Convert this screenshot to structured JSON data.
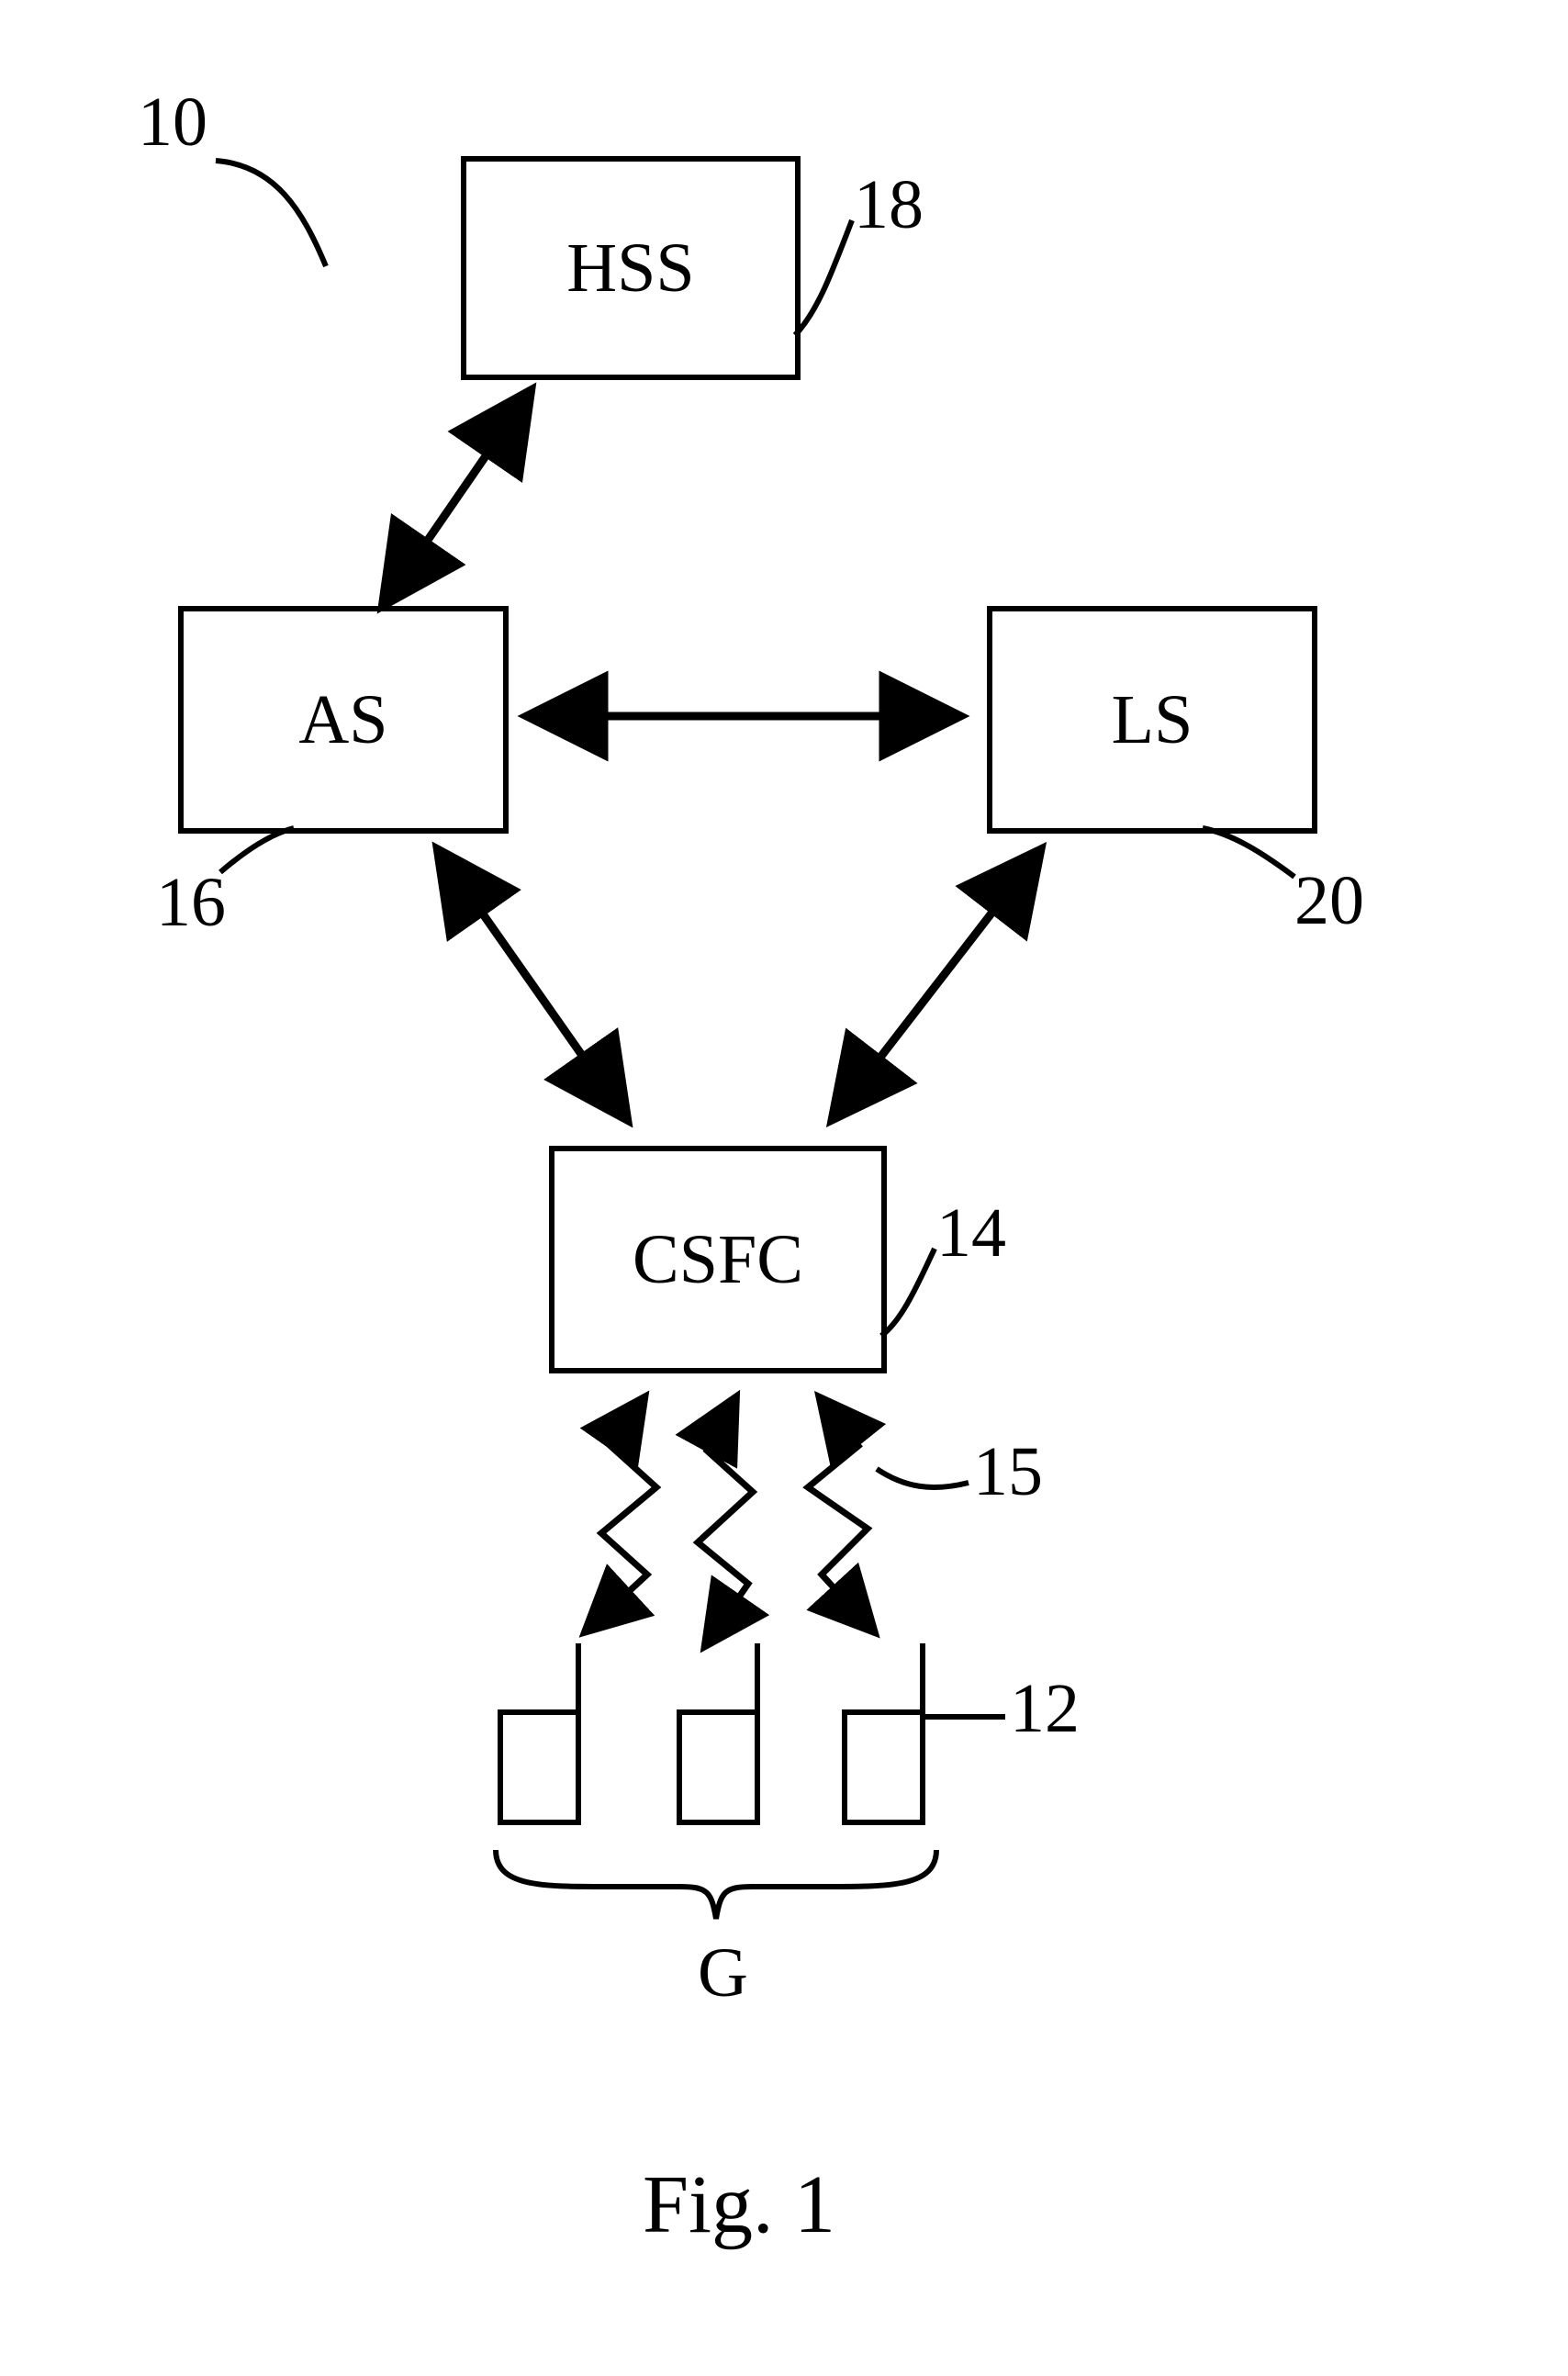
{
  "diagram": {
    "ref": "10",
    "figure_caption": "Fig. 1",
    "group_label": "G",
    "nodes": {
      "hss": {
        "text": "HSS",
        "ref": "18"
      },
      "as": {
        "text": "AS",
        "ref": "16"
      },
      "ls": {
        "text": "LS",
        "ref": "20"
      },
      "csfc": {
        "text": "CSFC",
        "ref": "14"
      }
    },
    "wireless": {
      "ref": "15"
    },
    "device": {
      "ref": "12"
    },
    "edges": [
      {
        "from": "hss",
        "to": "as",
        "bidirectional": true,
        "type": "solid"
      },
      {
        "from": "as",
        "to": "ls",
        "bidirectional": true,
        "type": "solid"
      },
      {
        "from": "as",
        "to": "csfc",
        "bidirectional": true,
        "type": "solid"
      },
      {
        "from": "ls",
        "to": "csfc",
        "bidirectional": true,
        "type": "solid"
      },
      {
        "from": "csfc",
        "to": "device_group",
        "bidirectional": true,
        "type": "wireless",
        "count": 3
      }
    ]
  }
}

· · · · ·

#### What is asked
In your copy, repeat each record exactly and include no pictures.

#### Response below
Convert this screenshot to structured JSON data.
{
  "diagram": {
    "ref": "10",
    "figure_caption": "Fig. 1",
    "group_label": "G",
    "nodes": {
      "hss": {
        "text": "HSS",
        "ref": "18"
      },
      "as": {
        "text": "AS",
        "ref": "16"
      },
      "ls": {
        "text": "LS",
        "ref": "20"
      },
      "csfc": {
        "text": "CSFC",
        "ref": "14"
      }
    },
    "wireless": {
      "ref": "15"
    },
    "device": {
      "ref": "12"
    },
    "edges": [
      {
        "from": "hss",
        "to": "as",
        "bidirectional": true,
        "type": "solid"
      },
      {
        "from": "as",
        "to": "ls",
        "bidirectional": true,
        "type": "solid"
      },
      {
        "from": "as",
        "to": "csfc",
        "bidirectional": true,
        "type": "solid"
      },
      {
        "from": "ls",
        "to": "csfc",
        "bidirectional": true,
        "type": "solid"
      },
      {
        "from": "csfc",
        "to": "device_group",
        "bidirectional": true,
        "type": "wireless",
        "count": 3
      }
    ]
  }
}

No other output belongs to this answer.